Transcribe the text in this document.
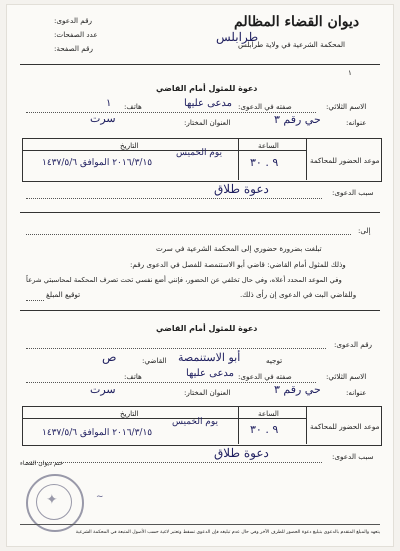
ديوان القضاء المظالم
طرابلس
المحكمة الشرعية في ولاية طرابلس
رقم الدعوى:
عدد الصفحات:
رقم الصفحة:
١
دعوة للمثول أمام القاضي
الاسم الثلاثي:
صفته في الدعوى:
مدعى عليها
هاتف:
١
عنوانه:
حي رقم ٣
العنوان المختار:
سرت
موعد الحضور للمحاكمة
الساعة
التاريخ
٩ . ٣٠
يوم الخميس
٢٠١٦/٣/١٥ الموافق ١٤٣٧/٥/٦
سبب الدعوى:
دعوة طلاق
إلى:
تبلغت بضرورة حضوري إلى المحكمة الشرعية في سرت
وذلك للمثول أمام القاضي: قاضي أبو الاستنمصة للفصل في الدعوى رقم:
وفي الموعد المحدد أعلاه، وفي حال تخلفي عن الحضور، فإنني أضع نفسي تحت تصرف المحكمة لمحاسبتي شرعاً
وللقاضي البت في الدعوى إن رأى ذلك.
توقيع المبلغ
دعوة للمثول أمام القاضي
رقم الدعوى:
توجيه
أبو الاستنمصة
القاضي:
ص
الاسم الثلاثي:
صفته في الدعوى:
مدعى عليها
هاتف:
عنوانه:
حي رقم ٣
العنوان المختار:
سرت
موعد الحضور للمحاكمة
الساعة
التاريخ
٩ . ٣٠
يوم الخميس
٢٠١٦/٣/١٥ الموافق ١٤٣٧/٥/٦
سبب الدعوى:
دعوة طلاق
ختم ديوان القضاء
✦	~
يتعهد والمبلغ المتقدم بالدعوى بتبليغ دعوة الحضور للطرف الآخر وفي حال عدم تبليغه فإن الدعوى تسقط وتعتبر لاغية حسب الأصول المتبعة في المحكمة الشرعية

+===+

● Work to do
Select every line where the word "المحكمة" occurs.

● The solution
المحكمة الشرعية في ولاية طرابلس
تبلغت بضرورة حضوري إلى المحكمة الشرعية في سرت
وفي الموعد المحدد أعلاه، وفي حال تخلفي عن الحضور، فإنني أضع نفسي تحت تصرف المحكمة لمحاسبتي شرعاً
يتعهد والمبلغ المتقدم بالدعوى بتبليغ دعوة الحضور للطرف الآخر وفي حال عدم تبليغه فإن الدعوى تسقط وتعتبر لاغية حسب الأصول المتبعة في المحكمة الشرعية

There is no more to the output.